[What you will do]: Output all lines exactly.

--- start Data to process ---

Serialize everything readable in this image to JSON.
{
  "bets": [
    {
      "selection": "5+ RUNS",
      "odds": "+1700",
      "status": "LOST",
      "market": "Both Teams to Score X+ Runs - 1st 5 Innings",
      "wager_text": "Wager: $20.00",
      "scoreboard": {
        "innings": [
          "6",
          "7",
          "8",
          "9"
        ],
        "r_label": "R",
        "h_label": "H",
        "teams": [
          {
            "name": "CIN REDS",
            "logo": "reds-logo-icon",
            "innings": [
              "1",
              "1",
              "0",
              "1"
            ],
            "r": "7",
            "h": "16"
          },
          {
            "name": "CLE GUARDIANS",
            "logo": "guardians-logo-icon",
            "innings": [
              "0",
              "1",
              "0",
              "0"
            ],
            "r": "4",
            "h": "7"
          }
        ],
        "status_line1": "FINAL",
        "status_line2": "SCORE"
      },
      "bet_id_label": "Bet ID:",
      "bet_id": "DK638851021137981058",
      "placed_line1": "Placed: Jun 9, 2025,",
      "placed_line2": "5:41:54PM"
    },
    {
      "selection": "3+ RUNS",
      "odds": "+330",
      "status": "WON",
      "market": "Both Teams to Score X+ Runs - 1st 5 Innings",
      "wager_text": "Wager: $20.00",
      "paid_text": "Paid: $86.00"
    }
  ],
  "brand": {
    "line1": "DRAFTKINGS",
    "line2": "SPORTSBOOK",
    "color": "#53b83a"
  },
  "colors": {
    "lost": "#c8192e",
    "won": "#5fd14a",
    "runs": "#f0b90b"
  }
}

--- end Data to process ---

[Full response]:
Serialize everything readable in this image to JSON.
{
  "bets": [
    {
      "selection": "5+ RUNS",
      "odds": "+1700",
      "status": "LOST",
      "market": "Both Teams to Score X+ Runs - 1st 5 Innings",
      "wager_text": "Wager: $20.00",
      "scoreboard": {
        "innings": [
          "6",
          "7",
          "8",
          "9"
        ],
        "r_label": "R",
        "h_label": "H",
        "teams": [
          {
            "name": "CIN REDS",
            "logo": "reds-logo-icon",
            "innings": [
              "1",
              "1",
              "0",
              "1"
            ],
            "r": "7",
            "h": "16"
          },
          {
            "name": "CLE GUARDIANS",
            "logo": "guardians-logo-icon",
            "innings": [
              "0",
              "1",
              "0",
              "0"
            ],
            "r": "4",
            "h": "7"
          }
        ],
        "status_line1": "FINAL",
        "status_line2": "SCORE"
      },
      "bet_id_label": "Bet ID:",
      "bet_id": "DK638851021137981058",
      "placed_line1": "Placed: Jun 9, 2025,",
      "placed_line2": "5:41:54PM"
    },
    {
      "selection": "3+ RUNS",
      "odds": "+330",
      "status": "WON",
      "market": "Both Teams to Score X+ Runs - 1st 5 Innings",
      "wager_text": "Wager: $20.00",
      "paid_text": "Paid: $86.00"
    }
  ],
  "brand": {
    "line1": "DRAFTKINGS",
    "line2": "SPORTSBOOK",
    "color": "#53b83a"
  },
  "colors": {
    "lost": "#c8192e",
    "won": "#5fd14a",
    "runs": "#f0b90b"
  }
}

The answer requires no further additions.